# REQUIREMENT
Print each of the entries exactly, leaving nothing out.

# RECORD EXCERPTS
-.-.-
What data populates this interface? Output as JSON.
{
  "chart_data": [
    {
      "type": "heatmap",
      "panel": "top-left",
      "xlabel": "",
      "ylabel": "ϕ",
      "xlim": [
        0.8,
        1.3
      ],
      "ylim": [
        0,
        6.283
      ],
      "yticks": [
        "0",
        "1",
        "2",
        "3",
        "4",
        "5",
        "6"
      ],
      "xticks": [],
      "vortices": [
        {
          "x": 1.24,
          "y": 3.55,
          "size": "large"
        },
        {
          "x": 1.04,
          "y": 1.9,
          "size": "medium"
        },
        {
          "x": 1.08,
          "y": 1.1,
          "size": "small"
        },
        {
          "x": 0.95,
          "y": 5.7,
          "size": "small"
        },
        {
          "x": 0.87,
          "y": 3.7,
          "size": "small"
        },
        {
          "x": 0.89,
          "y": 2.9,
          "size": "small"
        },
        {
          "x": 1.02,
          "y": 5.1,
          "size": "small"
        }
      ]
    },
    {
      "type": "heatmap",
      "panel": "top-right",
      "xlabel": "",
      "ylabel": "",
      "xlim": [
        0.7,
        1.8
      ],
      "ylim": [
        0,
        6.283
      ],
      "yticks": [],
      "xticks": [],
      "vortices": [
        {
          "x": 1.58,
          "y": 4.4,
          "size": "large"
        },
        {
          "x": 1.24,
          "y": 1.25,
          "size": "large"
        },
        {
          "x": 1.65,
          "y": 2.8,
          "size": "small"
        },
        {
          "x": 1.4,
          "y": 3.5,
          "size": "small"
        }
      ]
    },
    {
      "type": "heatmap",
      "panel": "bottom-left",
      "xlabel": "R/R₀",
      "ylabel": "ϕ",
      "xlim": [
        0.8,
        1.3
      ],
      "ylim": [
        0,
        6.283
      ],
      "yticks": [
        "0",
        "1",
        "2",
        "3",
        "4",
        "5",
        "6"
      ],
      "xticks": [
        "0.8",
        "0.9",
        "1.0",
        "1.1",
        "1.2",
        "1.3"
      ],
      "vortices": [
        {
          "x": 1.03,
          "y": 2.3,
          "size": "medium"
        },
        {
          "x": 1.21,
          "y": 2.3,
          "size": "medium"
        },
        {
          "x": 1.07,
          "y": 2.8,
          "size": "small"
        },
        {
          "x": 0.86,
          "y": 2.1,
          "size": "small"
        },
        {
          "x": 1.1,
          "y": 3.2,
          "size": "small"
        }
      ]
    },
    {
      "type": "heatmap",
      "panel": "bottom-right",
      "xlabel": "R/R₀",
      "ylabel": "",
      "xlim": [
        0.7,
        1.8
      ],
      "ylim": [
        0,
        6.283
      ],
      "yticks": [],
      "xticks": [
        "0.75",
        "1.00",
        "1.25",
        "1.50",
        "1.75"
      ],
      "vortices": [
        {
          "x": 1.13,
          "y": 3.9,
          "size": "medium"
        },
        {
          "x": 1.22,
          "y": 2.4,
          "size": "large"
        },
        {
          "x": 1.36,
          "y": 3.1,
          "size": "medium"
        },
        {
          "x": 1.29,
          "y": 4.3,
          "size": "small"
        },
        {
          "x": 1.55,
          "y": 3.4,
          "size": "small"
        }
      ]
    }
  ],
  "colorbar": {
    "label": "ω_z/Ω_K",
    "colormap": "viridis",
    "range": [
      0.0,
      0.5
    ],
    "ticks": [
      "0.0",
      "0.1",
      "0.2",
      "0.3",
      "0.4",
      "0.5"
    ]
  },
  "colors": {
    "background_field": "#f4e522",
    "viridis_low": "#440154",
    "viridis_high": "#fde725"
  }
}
-.-.-
# SOLUTION BELOW
What data populates this interface? Output as JSON.
{
  "chart_data": [
    {
      "type": "heatmap",
      "panel": "top-left",
      "xlabel": "",
      "ylabel": "ϕ",
      "xlim": [
        0.8,
        1.3
      ],
      "ylim": [
        0,
        6.283
      ],
      "yticks": [
        "0",
        "1",
        "2",
        "3",
        "4",
        "5",
        "6"
      ],
      "xticks": [],
      "vortices": [
        {
          "x": 1.24,
          "y": 3.55,
          "size": "large"
        },
        {
          "x": 1.04,
          "y": 1.9,
          "size": "medium"
        },
        {
          "x": 1.08,
          "y": 1.1,
          "size": "small"
        },
        {
          "x": 0.95,
          "y": 5.7,
          "size": "small"
        },
        {
          "x": 0.87,
          "y": 3.7,
          "size": "small"
        },
        {
          "x": 0.89,
          "y": 2.9,
          "size": "small"
        },
        {
          "x": 1.02,
          "y": 5.1,
          "size": "small"
        }
      ]
    },
    {
      "type": "heatmap",
      "panel": "top-right",
      "xlabel": "",
      "ylabel": "",
      "xlim": [
        0.7,
        1.8
      ],
      "ylim": [
        0,
        6.283
      ],
      "yticks": [],
      "xticks": [],
      "vortices": [
        {
          "x": 1.58,
          "y": 4.4,
          "size": "large"
        },
        {
          "x": 1.24,
          "y": 1.25,
          "size": "large"
        },
        {
          "x": 1.65,
          "y": 2.8,
          "size": "small"
        },
        {
          "x": 1.4,
          "y": 3.5,
          "size": "small"
        }
      ]
    },
    {
      "type": "heatmap",
      "panel": "bottom-left",
      "xlabel": "R/R₀",
      "ylabel": "ϕ",
      "xlim": [
        0.8,
        1.3
      ],
      "ylim": [
        0,
        6.283
      ],
      "yticks": [
        "0",
        "1",
        "2",
        "3",
        "4",
        "5",
        "6"
      ],
      "xticks": [
        "0.8",
        "0.9",
        "1.0",
        "1.1",
        "1.2",
        "1.3"
      ],
      "vortices": [
        {
          "x": 1.03,
          "y": 2.3,
          "size": "medium"
        },
        {
          "x": 1.21,
          "y": 2.3,
          "size": "medium"
        },
        {
          "x": 1.07,
          "y": 2.8,
          "size": "small"
        },
        {
          "x": 0.86,
          "y": 2.1,
          "size": "small"
        },
        {
          "x": 1.1,
          "y": 3.2,
          "size": "small"
        }
      ]
    },
    {
      "type": "heatmap",
      "panel": "bottom-right",
      "xlabel": "R/R₀",
      "ylabel": "",
      "xlim": [
        0.7,
        1.8
      ],
      "ylim": [
        0,
        6.283
      ],
      "yticks": [],
      "xticks": [
        "0.75",
        "1.00",
        "1.25",
        "1.50",
        "1.75"
      ],
      "vortices": [
        {
          "x": 1.13,
          "y": 3.9,
          "size": "medium"
        },
        {
          "x": 1.22,
          "y": 2.4,
          "size": "large"
        },
        {
          "x": 1.36,
          "y": 3.1,
          "size": "medium"
        },
        {
          "x": 1.29,
          "y": 4.3,
          "size": "small"
        },
        {
          "x": 1.55,
          "y": 3.4,
          "size": "small"
        }
      ]
    }
  ],
  "colorbar": {
    "label": "ω_z/Ω_K",
    "colormap": "viridis",
    "range": [
      0.0,
      0.5
    ],
    "ticks": [
      "0.0",
      "0.1",
      "0.2",
      "0.3",
      "0.4",
      "0.5"
    ]
  },
  "colors": {
    "background_field": "#f4e522",
    "viridis_low": "#440154",
    "viridis_high": "#fde725"
  }
}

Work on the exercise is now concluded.